## Short task
All entries are to be given again verbatim.

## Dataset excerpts
§ §
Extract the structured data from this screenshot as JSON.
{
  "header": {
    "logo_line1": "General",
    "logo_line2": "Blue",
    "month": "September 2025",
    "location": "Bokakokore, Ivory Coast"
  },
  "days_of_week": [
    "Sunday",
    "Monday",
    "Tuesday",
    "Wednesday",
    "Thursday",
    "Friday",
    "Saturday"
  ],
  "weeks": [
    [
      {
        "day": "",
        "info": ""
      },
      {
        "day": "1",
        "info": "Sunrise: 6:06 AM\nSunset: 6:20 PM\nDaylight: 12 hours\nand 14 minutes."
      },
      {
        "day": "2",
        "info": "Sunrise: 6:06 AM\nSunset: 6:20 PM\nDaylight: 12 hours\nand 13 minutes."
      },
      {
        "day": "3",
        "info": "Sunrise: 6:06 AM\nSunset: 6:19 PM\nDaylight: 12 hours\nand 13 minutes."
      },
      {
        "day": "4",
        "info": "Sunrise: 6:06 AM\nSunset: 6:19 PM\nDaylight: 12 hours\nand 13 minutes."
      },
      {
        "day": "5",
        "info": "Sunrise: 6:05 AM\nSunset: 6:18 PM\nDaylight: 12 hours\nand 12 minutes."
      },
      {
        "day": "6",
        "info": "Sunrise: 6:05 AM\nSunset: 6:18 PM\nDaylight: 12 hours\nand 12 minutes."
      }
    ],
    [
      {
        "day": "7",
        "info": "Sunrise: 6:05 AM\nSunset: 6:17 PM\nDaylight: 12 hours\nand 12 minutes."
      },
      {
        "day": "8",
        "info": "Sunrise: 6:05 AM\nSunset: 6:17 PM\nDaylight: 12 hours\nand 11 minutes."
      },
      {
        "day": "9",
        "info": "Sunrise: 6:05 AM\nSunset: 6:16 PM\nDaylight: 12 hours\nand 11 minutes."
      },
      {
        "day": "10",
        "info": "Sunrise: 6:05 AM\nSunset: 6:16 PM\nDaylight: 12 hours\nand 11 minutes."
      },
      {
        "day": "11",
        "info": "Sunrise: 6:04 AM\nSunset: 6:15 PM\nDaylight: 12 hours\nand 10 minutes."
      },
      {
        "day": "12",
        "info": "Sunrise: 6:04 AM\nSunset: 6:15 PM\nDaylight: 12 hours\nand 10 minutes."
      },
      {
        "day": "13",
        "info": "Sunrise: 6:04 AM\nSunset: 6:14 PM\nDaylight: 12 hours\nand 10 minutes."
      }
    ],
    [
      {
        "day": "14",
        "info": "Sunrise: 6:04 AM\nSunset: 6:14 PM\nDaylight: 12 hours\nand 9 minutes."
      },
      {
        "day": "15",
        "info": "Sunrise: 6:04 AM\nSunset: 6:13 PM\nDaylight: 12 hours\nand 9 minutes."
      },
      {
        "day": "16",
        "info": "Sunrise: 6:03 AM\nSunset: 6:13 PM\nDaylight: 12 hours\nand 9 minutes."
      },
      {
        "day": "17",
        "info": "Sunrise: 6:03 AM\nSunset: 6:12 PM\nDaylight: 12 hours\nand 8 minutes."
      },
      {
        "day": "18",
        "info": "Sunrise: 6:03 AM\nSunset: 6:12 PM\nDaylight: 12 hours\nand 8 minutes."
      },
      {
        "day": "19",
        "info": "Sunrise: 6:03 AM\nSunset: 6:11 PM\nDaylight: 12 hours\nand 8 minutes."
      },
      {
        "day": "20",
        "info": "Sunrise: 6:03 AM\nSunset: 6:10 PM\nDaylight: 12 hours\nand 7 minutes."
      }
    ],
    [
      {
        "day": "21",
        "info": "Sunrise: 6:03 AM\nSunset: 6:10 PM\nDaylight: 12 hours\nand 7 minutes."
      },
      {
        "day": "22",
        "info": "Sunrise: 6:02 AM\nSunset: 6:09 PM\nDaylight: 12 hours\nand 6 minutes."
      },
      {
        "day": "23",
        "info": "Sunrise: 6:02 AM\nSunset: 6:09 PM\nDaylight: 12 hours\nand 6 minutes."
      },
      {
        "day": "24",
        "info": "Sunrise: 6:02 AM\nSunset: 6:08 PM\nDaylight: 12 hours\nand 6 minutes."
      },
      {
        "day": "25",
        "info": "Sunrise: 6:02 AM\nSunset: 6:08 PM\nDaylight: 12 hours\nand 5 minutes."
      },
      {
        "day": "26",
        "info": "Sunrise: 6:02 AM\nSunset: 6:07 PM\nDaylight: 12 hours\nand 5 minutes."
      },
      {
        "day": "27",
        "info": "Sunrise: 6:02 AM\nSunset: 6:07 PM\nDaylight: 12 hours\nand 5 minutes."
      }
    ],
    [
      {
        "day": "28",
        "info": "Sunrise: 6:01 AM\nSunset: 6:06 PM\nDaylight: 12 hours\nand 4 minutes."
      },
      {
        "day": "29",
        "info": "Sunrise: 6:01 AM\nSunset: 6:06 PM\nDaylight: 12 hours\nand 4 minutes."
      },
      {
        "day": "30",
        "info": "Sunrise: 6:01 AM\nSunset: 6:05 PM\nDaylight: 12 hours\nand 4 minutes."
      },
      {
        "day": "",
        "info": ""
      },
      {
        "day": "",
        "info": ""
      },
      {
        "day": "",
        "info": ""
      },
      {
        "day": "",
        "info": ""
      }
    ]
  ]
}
§ §
## Worked solution
Extract the structured data from this screenshot as JSON.
{
  "header": {
    "logo_line1": "General",
    "logo_line2": "Blue",
    "month": "September 2025",
    "location": "Bokakokore, Ivory Coast"
  },
  "days_of_week": [
    "Sunday",
    "Monday",
    "Tuesday",
    "Wednesday",
    "Thursday",
    "Friday",
    "Saturday"
  ],
  "weeks": [
    [
      {
        "day": "",
        "info": ""
      },
      {
        "day": "1",
        "info": "Sunrise: 6:06 AM\nSunset: 6:20 PM\nDaylight: 12 hours\nand 14 minutes."
      },
      {
        "day": "2",
        "info": "Sunrise: 6:06 AM\nSunset: 6:20 PM\nDaylight: 12 hours\nand 13 minutes."
      },
      {
        "day": "3",
        "info": "Sunrise: 6:06 AM\nSunset: 6:19 PM\nDaylight: 12 hours\nand 13 minutes."
      },
      {
        "day": "4",
        "info": "Sunrise: 6:06 AM\nSunset: 6:19 PM\nDaylight: 12 hours\nand 13 minutes."
      },
      {
        "day": "5",
        "info": "Sunrise: 6:05 AM\nSunset: 6:18 PM\nDaylight: 12 hours\nand 12 minutes."
      },
      {
        "day": "6",
        "info": "Sunrise: 6:05 AM\nSunset: 6:18 PM\nDaylight: 12 hours\nand 12 minutes."
      }
    ],
    [
      {
        "day": "7",
        "info": "Sunrise: 6:05 AM\nSunset: 6:17 PM\nDaylight: 12 hours\nand 12 minutes."
      },
      {
        "day": "8",
        "info": "Sunrise: 6:05 AM\nSunset: 6:17 PM\nDaylight: 12 hours\nand 11 minutes."
      },
      {
        "day": "9",
        "info": "Sunrise: 6:05 AM\nSunset: 6:16 PM\nDaylight: 12 hours\nand 11 minutes."
      },
      {
        "day": "10",
        "info": "Sunrise: 6:05 AM\nSunset: 6:16 PM\nDaylight: 12 hours\nand 11 minutes."
      },
      {
        "day": "11",
        "info": "Sunrise: 6:04 AM\nSunset: 6:15 PM\nDaylight: 12 hours\nand 10 minutes."
      },
      {
        "day": "12",
        "info": "Sunrise: 6:04 AM\nSunset: 6:15 PM\nDaylight: 12 hours\nand 10 minutes."
      },
      {
        "day": "13",
        "info": "Sunrise: 6:04 AM\nSunset: 6:14 PM\nDaylight: 12 hours\nand 10 minutes."
      }
    ],
    [
      {
        "day": "14",
        "info": "Sunrise: 6:04 AM\nSunset: 6:14 PM\nDaylight: 12 hours\nand 9 minutes."
      },
      {
        "day": "15",
        "info": "Sunrise: 6:04 AM\nSunset: 6:13 PM\nDaylight: 12 hours\nand 9 minutes."
      },
      {
        "day": "16",
        "info": "Sunrise: 6:03 AM\nSunset: 6:13 PM\nDaylight: 12 hours\nand 9 minutes."
      },
      {
        "day": "17",
        "info": "Sunrise: 6:03 AM\nSunset: 6:12 PM\nDaylight: 12 hours\nand 8 minutes."
      },
      {
        "day": "18",
        "info": "Sunrise: 6:03 AM\nSunset: 6:12 PM\nDaylight: 12 hours\nand 8 minutes."
      },
      {
        "day": "19",
        "info": "Sunrise: 6:03 AM\nSunset: 6:11 PM\nDaylight: 12 hours\nand 8 minutes."
      },
      {
        "day": "20",
        "info": "Sunrise: 6:03 AM\nSunset: 6:10 PM\nDaylight: 12 hours\nand 7 minutes."
      }
    ],
    [
      {
        "day": "21",
        "info": "Sunrise: 6:03 AM\nSunset: 6:10 PM\nDaylight: 12 hours\nand 7 minutes."
      },
      {
        "day": "22",
        "info": "Sunrise: 6:02 AM\nSunset: 6:09 PM\nDaylight: 12 hours\nand 6 minutes."
      },
      {
        "day": "23",
        "info": "Sunrise: 6:02 AM\nSunset: 6:09 PM\nDaylight: 12 hours\nand 6 minutes."
      },
      {
        "day": "24",
        "info": "Sunrise: 6:02 AM\nSunset: 6:08 PM\nDaylight: 12 hours\nand 6 minutes."
      },
      {
        "day": "25",
        "info": "Sunrise: 6:02 AM\nSunset: 6:08 PM\nDaylight: 12 hours\nand 5 minutes."
      },
      {
        "day": "26",
        "info": "Sunrise: 6:02 AM\nSunset: 6:07 PM\nDaylight: 12 hours\nand 5 minutes."
      },
      {
        "day": "27",
        "info": "Sunrise: 6:02 AM\nSunset: 6:07 PM\nDaylight: 12 hours\nand 5 minutes."
      }
    ],
    [
      {
        "day": "28",
        "info": "Sunrise: 6:01 AM\nSunset: 6:06 PM\nDaylight: 12 hours\nand 4 minutes."
      },
      {
        "day": "29",
        "info": "Sunrise: 6:01 AM\nSunset: 6:06 PM\nDaylight: 12 hours\nand 4 minutes."
      },
      {
        "day": "30",
        "info": "Sunrise: 6:01 AM\nSunset: 6:05 PM\nDaylight: 12 hours\nand 4 minutes."
      },
      {
        "day": "",
        "info": ""
      },
      {
        "day": "",
        "info": ""
      },
      {
        "day": "",
        "info": ""
      },
      {
        "day": "",
        "info": ""
      }
    ]
  ]
}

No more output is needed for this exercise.